Registros del ejercicio:
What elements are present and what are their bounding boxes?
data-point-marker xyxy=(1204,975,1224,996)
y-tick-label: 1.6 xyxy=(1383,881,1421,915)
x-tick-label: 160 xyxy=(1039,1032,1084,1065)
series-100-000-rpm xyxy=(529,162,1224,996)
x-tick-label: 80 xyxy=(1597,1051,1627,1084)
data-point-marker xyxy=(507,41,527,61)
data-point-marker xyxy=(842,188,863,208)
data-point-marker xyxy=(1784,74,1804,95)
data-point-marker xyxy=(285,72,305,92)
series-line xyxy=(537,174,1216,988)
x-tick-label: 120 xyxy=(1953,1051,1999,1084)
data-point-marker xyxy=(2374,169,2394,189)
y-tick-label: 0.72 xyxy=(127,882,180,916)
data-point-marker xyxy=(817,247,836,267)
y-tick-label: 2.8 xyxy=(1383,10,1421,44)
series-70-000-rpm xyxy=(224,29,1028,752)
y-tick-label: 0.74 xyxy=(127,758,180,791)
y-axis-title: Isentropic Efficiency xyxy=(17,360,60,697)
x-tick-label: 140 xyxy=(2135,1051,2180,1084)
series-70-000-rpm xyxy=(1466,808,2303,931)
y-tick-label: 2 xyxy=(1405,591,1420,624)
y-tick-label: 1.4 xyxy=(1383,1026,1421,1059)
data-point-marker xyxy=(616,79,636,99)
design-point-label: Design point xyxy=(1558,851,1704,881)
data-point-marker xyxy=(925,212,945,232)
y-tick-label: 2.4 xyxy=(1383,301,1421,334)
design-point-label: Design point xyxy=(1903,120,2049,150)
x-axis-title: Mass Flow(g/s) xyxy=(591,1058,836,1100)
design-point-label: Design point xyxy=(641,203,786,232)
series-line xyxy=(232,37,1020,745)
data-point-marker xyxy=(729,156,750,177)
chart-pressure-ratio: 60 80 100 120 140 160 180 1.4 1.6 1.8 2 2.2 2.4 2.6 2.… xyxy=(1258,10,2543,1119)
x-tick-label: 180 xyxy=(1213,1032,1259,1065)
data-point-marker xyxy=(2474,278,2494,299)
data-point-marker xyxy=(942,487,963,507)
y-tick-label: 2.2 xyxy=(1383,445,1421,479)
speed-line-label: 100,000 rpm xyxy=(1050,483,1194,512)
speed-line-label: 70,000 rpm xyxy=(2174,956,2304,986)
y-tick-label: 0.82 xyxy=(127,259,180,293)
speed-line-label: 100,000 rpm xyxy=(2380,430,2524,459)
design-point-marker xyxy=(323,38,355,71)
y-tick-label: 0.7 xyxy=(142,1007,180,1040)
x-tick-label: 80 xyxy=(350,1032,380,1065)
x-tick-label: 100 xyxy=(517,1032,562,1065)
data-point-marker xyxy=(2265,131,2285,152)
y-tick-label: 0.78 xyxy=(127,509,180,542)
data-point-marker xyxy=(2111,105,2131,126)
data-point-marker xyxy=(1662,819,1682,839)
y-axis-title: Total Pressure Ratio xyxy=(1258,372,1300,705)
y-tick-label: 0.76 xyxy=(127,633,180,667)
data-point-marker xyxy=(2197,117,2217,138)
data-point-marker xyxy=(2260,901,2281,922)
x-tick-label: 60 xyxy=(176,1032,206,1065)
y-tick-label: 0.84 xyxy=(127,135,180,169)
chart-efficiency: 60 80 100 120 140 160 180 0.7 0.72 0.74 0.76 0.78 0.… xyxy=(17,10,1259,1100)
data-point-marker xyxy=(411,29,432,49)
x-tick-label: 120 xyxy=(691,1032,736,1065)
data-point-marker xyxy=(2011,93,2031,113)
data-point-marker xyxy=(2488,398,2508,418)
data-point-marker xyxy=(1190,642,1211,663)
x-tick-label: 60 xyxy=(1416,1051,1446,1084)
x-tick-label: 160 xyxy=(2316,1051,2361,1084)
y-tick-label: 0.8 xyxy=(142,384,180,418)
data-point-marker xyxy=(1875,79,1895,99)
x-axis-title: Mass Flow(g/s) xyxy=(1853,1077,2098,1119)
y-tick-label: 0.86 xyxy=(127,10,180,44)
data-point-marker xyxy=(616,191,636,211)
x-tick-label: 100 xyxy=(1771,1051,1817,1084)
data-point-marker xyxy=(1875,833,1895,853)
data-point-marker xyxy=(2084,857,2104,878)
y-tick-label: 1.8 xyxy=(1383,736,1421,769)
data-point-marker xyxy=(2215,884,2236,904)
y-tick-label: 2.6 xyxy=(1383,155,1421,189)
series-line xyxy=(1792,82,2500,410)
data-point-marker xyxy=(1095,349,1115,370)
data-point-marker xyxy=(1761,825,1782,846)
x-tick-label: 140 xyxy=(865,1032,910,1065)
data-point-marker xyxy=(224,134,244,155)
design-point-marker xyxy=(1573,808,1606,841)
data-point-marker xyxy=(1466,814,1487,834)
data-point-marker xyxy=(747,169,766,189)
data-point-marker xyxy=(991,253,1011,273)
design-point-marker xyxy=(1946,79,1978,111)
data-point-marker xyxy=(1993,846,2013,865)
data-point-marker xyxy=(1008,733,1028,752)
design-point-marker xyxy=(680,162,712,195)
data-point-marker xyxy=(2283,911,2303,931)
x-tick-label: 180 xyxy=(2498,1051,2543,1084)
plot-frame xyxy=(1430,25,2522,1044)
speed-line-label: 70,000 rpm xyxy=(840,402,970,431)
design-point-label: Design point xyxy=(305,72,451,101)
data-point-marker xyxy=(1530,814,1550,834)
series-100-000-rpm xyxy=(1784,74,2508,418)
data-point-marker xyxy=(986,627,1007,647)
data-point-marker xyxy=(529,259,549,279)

Consigna:
Reproduce, por favor, todos los registros de arriba línea por línea, sin cambiar nada.

Resultado del ejercicio:
What elements are present and what are their bounding boxes?
data-point-marker xyxy=(1204,975,1224,996)
y-tick-label: 1.6 xyxy=(1383,881,1421,915)
x-tick-label: 160 xyxy=(1039,1032,1084,1065)
series-100-000-rpm xyxy=(529,162,1224,996)
x-tick-label: 80 xyxy=(1597,1051,1627,1084)
data-point-marker xyxy=(507,41,527,61)
data-point-marker xyxy=(842,188,863,208)
data-point-marker xyxy=(1784,74,1804,95)
data-point-marker xyxy=(285,72,305,92)
series-line xyxy=(537,174,1216,988)
x-tick-label: 120 xyxy=(1953,1051,1999,1084)
data-point-marker xyxy=(2374,169,2394,189)
y-tick-label: 0.72 xyxy=(127,882,180,916)
data-point-marker xyxy=(817,247,836,267)
y-tick-label: 2.8 xyxy=(1383,10,1421,44)
series-70-000-rpm xyxy=(224,29,1028,752)
y-tick-label: 0.74 xyxy=(127,758,180,791)
y-axis-title: Isentropic Efficiency xyxy=(17,360,60,697)
x-tick-label: 140 xyxy=(2135,1051,2180,1084)
series-70-000-rpm xyxy=(1466,808,2303,931)
y-tick-label: 2 xyxy=(1405,591,1420,624)
y-tick-label: 1.4 xyxy=(1383,1026,1421,1059)
data-point-marker xyxy=(616,79,636,99)
design-point-label: Design point xyxy=(1558,851,1704,881)
data-point-marker xyxy=(925,212,945,232)
y-tick-label: 2.4 xyxy=(1383,301,1421,334)
design-point-label: Design point xyxy=(1903,120,2049,150)
x-axis-title: Mass Flow(g/s) xyxy=(591,1058,836,1100)
design-point-label: Design point xyxy=(641,203,786,232)
series-line xyxy=(232,37,1020,745)
data-point-marker xyxy=(729,156,750,177)
chart-pressure-ratio: 60 80 100 120 140 160 180 1.4 1.6 1.8 2 2.2 2.4 2.6 2.… xyxy=(1258,10,2543,1119)
x-tick-label: 180 xyxy=(1213,1032,1259,1065)
data-point-marker xyxy=(2474,278,2494,299)
data-point-marker xyxy=(942,487,963,507)
y-tick-label: 2.2 xyxy=(1383,445,1421,479)
speed-line-label: 100,000 rpm xyxy=(1050,483,1194,512)
speed-line-label: 70,000 rpm xyxy=(2174,956,2304,986)
y-tick-label: 0.82 xyxy=(127,259,180,293)
speed-line-label: 100,000 rpm xyxy=(2380,430,2524,459)
design-point-marker xyxy=(323,38,355,71)
y-tick-label: 0.7 xyxy=(142,1007,180,1040)
x-tick-label: 80 xyxy=(350,1032,380,1065)
x-tick-label: 100 xyxy=(517,1032,562,1065)
data-point-marker xyxy=(2265,131,2285,152)
y-tick-label: 0.78 xyxy=(127,509,180,542)
data-point-marker xyxy=(2111,105,2131,126)
data-point-marker xyxy=(1662,819,1682,839)
y-axis-title: Total Pressure Ratio xyxy=(1258,372,1300,705)
y-tick-label: 0.76 xyxy=(127,633,180,667)
data-point-marker xyxy=(2197,117,2217,138)
data-point-marker xyxy=(2260,901,2281,922)
x-tick-label: 60 xyxy=(176,1032,206,1065)
y-tick-label: 0.84 xyxy=(127,135,180,169)
chart-efficiency: 60 80 100 120 140 160 180 0.7 0.72 0.74 0.76 0.78 0.… xyxy=(17,10,1259,1100)
data-point-marker xyxy=(411,29,432,49)
x-tick-label: 120 xyxy=(691,1032,736,1065)
data-point-marker xyxy=(2011,93,2031,113)
data-point-marker xyxy=(2488,398,2508,418)
data-point-marker xyxy=(1190,642,1211,663)
x-tick-label: 60 xyxy=(1416,1051,1446,1084)
x-tick-label: 160 xyxy=(2316,1051,2361,1084)
y-tick-label: 0.8 xyxy=(142,384,180,418)
data-point-marker xyxy=(1875,79,1895,99)
x-axis-title: Mass Flow(g/s) xyxy=(1853,1077,2098,1119)
y-tick-label: 0.86 xyxy=(127,10,180,44)
data-point-marker xyxy=(616,191,636,211)
x-tick-label: 100 xyxy=(1771,1051,1817,1084)
data-point-marker xyxy=(1875,833,1895,853)
data-point-marker xyxy=(2084,857,2104,878)
y-tick-label: 1.8 xyxy=(1383,736,1421,769)
data-point-marker xyxy=(2215,884,2236,904)
y-tick-label: 2.6 xyxy=(1383,155,1421,189)
series-line xyxy=(1792,82,2500,410)
data-point-marker xyxy=(1095,349,1115,370)
data-point-marker xyxy=(1761,825,1782,846)
x-tick-label: 140 xyxy=(865,1032,910,1065)
data-point-marker xyxy=(224,134,244,155)
design-point-marker xyxy=(1573,808,1606,841)
data-point-marker xyxy=(1466,814,1487,834)
data-point-marker xyxy=(747,169,766,189)
data-point-marker xyxy=(991,253,1011,273)
design-point-marker xyxy=(1946,79,1978,111)
data-point-marker xyxy=(1993,846,2013,865)
data-point-marker xyxy=(1008,733,1028,752)
design-point-marker xyxy=(680,162,712,195)
data-point-marker xyxy=(2283,911,2303,931)
x-tick-label: 180 xyxy=(2498,1051,2543,1084)
plot-frame xyxy=(1430,25,2522,1044)
speed-line-label: 70,000 rpm xyxy=(840,402,970,431)
design-point-label: Design point xyxy=(305,72,451,101)
data-point-marker xyxy=(1530,814,1550,834)
series-100-000-rpm xyxy=(1784,74,2508,418)
data-point-marker xyxy=(986,627,1007,647)
data-point-marker xyxy=(529,259,549,279)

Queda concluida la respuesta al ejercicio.